%%
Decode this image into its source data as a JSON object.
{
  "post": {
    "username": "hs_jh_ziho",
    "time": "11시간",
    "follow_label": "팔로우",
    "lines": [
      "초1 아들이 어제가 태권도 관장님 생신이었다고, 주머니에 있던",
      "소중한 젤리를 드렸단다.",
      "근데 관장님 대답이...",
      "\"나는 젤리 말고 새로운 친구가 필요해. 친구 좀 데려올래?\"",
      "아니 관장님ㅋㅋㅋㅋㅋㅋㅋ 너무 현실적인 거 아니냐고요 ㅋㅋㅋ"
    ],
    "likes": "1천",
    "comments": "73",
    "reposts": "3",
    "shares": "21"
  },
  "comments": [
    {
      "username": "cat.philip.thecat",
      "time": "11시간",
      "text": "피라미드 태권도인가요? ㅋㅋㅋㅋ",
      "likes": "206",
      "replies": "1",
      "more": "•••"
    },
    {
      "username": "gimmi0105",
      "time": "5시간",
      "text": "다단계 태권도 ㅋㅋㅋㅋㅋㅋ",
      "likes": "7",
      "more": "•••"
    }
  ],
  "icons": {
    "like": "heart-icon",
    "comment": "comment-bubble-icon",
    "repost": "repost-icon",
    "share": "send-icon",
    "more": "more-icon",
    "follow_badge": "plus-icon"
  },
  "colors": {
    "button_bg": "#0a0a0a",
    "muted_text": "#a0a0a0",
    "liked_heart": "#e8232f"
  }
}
%%
• _INSTRUCTIONS TO FOLLOW_
Set down all of the entries exactly, please.

• _FINAL RESULT_
Decode this image into its source data as a JSON object.
{
  "post": {
    "username": "hs_jh_ziho",
    "time": "11시간",
    "follow_label": "팔로우",
    "lines": [
      "초1 아들이 어제가 태권도 관장님 생신이었다고, 주머니에 있던",
      "소중한 젤리를 드렸단다.",
      "근데 관장님 대답이...",
      "\"나는 젤리 말고 새로운 친구가 필요해. 친구 좀 데려올래?\"",
      "아니 관장님ㅋㅋㅋㅋㅋㅋㅋ 너무 현실적인 거 아니냐고요 ㅋㅋㅋ"
    ],
    "likes": "1천",
    "comments": "73",
    "reposts": "3",
    "shares": "21"
  },
  "comments": [
    {
      "username": "cat.philip.thecat",
      "time": "11시간",
      "text": "피라미드 태권도인가요? ㅋㅋㅋㅋ",
      "likes": "206",
      "replies": "1",
      "more": "•••"
    },
    {
      "username": "gimmi0105",
      "time": "5시간",
      "text": "다단계 태권도 ㅋㅋㅋㅋㅋㅋ",
      "likes": "7",
      "more": "•••"
    }
  ],
  "icons": {
    "like": "heart-icon",
    "comment": "comment-bubble-icon",
    "repost": "repost-icon",
    "share": "send-icon",
    "more": "more-icon",
    "follow_badge": "plus-icon"
  },
  "colors": {
    "button_bg": "#0a0a0a",
    "muted_text": "#a0a0a0",
    "liked_heart": "#e8232f"
  }
}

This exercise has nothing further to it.